Exercise aim>
Decide whether each statement agrees with the passage about Smith below, answering yes or no and quoting the deciding words: 1. Smith held his post on the park commission from 1893 to 1908 without a break. 2. The siege train Smith was appointed to command was organized in Tampa, Florida. 3. Smith's command reached Cuba before the war ended.

Passage>
+++
From 1893 to 1908, except for his Spanish–American War service in 1898, Smith was secretary and member of the Chickamauga and Chattanooga National Military Park Commission. Smith was one of the lead planners of the Chattanooga National Cemetery, and a monument in his honor was erected there to commemorate his efforts. Smith received promotion to lieutenant colonel in 1898.

During the Spanish–American War, Smith served first as artillery inspector for the army's Department of the South. He was subsequently appointed to command a siege train of 100 cannons that was organized in Tampa, Florida, for deployment to Havana, but the war ended before Smith's command could depart for Cuba. After the war, he resumed his duties at Chickamauga and Chattanooga.
+++
Document structure recognition data

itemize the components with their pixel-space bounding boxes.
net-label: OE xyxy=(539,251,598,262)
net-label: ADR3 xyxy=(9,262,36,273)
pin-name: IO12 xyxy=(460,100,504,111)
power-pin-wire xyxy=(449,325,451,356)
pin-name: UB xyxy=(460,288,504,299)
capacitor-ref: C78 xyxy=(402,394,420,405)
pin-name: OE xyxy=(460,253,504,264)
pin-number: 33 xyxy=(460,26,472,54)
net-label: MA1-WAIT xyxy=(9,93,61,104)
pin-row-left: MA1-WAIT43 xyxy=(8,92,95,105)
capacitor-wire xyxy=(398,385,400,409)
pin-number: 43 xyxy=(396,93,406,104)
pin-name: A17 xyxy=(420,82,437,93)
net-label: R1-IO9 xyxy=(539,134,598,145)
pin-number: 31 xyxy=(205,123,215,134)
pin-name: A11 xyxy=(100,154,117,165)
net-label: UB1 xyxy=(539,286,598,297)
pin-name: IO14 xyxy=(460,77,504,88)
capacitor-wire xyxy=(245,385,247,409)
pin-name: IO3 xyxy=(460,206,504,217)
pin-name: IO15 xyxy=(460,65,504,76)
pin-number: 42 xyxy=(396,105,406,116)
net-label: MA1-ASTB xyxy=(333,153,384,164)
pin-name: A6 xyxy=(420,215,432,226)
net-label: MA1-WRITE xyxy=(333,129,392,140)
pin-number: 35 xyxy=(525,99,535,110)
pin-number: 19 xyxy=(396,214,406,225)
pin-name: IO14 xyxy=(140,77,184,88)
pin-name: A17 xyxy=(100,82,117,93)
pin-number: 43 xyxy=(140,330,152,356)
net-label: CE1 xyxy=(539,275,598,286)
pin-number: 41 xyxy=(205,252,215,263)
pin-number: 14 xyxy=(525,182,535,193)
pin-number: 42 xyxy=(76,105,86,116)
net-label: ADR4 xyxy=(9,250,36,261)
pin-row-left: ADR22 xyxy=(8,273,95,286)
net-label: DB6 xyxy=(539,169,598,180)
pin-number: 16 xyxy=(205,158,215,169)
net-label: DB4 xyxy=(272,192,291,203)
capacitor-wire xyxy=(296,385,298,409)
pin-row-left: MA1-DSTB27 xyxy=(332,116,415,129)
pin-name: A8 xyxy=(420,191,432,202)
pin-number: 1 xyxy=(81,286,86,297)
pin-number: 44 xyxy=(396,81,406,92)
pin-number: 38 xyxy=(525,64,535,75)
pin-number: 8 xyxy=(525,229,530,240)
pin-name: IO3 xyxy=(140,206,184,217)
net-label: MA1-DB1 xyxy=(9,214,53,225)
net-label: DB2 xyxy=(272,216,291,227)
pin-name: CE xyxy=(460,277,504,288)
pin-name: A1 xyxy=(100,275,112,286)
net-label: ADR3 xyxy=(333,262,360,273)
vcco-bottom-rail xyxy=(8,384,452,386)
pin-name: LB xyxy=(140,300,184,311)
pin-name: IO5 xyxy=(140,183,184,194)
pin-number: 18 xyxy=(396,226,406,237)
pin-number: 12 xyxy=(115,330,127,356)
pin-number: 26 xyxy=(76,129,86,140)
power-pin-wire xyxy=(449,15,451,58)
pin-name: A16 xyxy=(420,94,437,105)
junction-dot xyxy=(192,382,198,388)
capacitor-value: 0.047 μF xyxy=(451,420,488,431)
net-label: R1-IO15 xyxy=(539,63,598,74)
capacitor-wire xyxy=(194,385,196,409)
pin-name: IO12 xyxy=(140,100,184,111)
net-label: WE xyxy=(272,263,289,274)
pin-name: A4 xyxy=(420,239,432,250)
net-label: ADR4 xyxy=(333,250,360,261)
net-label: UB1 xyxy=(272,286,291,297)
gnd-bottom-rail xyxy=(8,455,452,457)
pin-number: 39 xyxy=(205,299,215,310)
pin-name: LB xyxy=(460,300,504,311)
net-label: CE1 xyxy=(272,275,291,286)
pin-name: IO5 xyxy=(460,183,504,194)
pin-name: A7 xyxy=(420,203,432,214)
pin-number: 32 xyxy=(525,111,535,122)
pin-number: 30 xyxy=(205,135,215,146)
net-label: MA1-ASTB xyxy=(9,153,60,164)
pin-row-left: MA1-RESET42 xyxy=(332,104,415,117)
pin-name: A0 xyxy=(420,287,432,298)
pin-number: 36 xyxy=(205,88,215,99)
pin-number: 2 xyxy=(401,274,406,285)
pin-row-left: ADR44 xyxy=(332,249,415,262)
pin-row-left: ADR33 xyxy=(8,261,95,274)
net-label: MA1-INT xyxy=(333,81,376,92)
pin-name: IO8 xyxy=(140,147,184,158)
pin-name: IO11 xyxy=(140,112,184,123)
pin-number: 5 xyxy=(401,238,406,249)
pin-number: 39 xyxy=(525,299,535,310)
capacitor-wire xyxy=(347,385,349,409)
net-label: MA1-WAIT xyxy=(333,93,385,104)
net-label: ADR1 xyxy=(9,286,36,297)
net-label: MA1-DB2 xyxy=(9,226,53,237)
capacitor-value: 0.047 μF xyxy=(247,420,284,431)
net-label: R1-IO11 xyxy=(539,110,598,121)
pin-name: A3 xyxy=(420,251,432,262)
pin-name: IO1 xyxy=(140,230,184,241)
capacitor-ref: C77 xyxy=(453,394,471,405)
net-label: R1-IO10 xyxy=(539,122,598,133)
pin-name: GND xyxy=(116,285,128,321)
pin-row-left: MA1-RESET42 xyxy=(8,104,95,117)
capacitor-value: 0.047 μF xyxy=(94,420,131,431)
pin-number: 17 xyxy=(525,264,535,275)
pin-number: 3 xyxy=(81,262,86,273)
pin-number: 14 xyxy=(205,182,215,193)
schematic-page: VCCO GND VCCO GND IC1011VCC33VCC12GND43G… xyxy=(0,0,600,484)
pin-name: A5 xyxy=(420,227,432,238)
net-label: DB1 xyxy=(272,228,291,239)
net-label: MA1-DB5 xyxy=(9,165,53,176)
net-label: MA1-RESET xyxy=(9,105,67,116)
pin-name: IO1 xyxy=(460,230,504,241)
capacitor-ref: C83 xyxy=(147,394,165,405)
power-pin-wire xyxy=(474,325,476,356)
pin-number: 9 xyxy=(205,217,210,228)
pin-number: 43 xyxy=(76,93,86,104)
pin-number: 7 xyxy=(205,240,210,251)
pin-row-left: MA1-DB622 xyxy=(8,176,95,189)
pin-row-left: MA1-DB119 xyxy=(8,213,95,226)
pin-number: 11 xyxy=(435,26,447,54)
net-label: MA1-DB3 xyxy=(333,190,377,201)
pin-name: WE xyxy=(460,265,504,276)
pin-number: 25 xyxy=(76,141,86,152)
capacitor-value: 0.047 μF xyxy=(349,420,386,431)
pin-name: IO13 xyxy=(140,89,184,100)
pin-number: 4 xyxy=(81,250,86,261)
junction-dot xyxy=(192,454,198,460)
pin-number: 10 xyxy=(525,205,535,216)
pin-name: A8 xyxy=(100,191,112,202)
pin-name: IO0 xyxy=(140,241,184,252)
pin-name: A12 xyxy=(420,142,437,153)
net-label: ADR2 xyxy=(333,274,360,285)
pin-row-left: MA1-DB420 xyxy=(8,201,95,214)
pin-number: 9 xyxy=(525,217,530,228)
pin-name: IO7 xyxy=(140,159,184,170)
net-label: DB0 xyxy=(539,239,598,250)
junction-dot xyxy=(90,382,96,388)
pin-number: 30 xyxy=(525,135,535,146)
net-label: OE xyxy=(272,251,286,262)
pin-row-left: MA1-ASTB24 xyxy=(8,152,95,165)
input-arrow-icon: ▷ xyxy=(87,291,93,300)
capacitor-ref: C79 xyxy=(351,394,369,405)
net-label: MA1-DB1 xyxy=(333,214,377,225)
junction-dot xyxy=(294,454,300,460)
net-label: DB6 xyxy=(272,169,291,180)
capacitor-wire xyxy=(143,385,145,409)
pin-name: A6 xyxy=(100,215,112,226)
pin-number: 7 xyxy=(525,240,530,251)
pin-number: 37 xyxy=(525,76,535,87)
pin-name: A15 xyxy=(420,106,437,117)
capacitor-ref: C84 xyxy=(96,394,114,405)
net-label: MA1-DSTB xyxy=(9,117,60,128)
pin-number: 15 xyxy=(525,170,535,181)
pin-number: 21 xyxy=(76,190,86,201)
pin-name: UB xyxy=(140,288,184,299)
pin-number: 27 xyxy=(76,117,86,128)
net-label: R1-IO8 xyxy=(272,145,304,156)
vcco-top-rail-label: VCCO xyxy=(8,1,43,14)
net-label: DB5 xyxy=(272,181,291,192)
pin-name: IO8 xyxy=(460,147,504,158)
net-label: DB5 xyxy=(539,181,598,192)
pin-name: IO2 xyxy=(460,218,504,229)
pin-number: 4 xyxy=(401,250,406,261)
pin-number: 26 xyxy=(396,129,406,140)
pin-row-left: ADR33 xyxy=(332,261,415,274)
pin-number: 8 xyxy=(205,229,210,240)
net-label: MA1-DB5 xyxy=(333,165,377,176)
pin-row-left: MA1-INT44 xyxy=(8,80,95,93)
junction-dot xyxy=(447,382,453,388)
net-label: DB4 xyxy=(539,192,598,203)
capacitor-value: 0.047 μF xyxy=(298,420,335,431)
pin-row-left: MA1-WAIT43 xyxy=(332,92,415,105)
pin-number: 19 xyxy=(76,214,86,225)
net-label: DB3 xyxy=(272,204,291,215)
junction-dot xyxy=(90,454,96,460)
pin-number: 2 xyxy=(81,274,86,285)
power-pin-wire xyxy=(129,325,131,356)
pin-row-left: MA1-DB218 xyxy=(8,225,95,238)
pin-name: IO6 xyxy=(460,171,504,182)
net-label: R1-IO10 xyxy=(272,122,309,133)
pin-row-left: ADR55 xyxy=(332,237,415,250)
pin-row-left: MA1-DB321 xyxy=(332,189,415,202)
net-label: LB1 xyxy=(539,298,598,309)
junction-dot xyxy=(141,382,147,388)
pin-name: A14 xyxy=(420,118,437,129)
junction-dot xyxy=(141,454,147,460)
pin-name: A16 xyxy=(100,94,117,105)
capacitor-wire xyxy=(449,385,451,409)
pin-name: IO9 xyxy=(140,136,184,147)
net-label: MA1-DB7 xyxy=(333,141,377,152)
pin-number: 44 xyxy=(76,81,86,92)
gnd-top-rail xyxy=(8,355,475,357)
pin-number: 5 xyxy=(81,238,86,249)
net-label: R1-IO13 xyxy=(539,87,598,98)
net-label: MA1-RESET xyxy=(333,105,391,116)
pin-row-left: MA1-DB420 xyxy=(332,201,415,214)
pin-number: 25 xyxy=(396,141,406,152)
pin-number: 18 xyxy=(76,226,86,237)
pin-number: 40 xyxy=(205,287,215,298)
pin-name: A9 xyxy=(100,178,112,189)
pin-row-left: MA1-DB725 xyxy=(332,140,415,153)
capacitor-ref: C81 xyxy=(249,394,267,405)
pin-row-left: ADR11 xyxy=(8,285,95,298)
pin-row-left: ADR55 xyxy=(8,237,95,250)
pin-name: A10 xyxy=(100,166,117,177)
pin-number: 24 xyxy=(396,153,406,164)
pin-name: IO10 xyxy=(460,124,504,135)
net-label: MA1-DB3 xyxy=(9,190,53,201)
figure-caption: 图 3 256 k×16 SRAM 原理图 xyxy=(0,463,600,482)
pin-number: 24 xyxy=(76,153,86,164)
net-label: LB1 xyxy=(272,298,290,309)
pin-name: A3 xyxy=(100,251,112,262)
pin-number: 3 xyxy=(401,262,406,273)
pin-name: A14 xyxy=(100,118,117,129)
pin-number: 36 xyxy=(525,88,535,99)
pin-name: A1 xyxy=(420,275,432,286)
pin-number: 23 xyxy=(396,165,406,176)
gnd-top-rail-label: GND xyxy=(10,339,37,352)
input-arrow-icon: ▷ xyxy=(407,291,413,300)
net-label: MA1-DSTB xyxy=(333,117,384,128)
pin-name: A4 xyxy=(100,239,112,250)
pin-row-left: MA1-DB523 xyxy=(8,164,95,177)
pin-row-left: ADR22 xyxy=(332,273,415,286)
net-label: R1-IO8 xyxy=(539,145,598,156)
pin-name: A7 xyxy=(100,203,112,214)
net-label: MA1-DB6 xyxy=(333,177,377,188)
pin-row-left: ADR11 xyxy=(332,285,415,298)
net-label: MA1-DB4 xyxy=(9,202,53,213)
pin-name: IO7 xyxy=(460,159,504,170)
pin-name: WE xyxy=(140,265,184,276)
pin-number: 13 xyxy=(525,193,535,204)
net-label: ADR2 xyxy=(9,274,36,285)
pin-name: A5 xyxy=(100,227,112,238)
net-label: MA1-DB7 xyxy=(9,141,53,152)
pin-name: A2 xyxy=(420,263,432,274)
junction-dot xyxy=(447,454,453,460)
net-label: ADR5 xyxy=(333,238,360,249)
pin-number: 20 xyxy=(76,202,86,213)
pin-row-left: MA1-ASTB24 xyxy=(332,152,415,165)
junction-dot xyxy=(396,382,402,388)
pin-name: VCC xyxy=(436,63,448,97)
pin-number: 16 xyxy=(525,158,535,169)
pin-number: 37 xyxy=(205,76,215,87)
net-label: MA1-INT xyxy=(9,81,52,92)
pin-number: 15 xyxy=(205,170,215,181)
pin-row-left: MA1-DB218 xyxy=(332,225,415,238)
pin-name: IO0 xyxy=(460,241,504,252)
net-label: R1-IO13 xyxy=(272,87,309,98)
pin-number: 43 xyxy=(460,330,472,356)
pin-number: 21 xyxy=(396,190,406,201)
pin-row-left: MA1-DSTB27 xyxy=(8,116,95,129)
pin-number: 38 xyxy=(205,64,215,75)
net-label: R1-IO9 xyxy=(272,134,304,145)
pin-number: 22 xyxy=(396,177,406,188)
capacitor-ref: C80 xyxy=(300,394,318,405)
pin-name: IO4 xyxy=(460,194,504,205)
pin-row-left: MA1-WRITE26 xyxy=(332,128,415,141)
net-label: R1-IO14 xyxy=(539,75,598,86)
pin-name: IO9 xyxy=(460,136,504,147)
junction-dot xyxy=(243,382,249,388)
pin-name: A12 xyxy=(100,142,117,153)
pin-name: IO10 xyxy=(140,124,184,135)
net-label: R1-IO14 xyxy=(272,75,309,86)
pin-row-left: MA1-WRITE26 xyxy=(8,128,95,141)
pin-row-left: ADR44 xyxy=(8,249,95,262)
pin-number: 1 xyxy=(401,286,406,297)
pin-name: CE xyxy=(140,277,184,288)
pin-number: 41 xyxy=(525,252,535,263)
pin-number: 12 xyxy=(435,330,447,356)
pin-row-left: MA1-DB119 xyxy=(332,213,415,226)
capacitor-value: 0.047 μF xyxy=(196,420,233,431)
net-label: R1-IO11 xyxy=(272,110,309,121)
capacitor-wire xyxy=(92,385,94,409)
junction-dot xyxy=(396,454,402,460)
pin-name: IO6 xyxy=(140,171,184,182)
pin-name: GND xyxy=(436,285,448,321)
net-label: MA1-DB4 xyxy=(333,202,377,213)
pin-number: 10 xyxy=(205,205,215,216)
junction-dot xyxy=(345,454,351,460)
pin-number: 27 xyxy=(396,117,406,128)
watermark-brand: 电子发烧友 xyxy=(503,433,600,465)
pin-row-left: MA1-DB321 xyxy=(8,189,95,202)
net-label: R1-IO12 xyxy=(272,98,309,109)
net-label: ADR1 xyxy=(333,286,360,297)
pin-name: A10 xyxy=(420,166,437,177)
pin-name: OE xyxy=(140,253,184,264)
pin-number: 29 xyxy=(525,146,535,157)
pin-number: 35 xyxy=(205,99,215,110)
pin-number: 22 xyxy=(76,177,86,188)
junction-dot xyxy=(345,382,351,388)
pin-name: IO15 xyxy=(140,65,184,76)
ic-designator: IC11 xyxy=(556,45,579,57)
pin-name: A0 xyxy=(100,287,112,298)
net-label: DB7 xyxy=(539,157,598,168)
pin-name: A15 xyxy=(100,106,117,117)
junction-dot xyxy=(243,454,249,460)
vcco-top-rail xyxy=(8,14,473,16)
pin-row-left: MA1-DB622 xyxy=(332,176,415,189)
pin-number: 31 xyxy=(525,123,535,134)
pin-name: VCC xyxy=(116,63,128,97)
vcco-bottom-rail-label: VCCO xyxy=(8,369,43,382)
+++
Response area>
1. No: "except for his Spanish–American War service in 1898"
2. Yes: "organized in Tampa, Florida, for deployment to Havana"
3. No: "the war ended before Smith's command could depart for Cuba"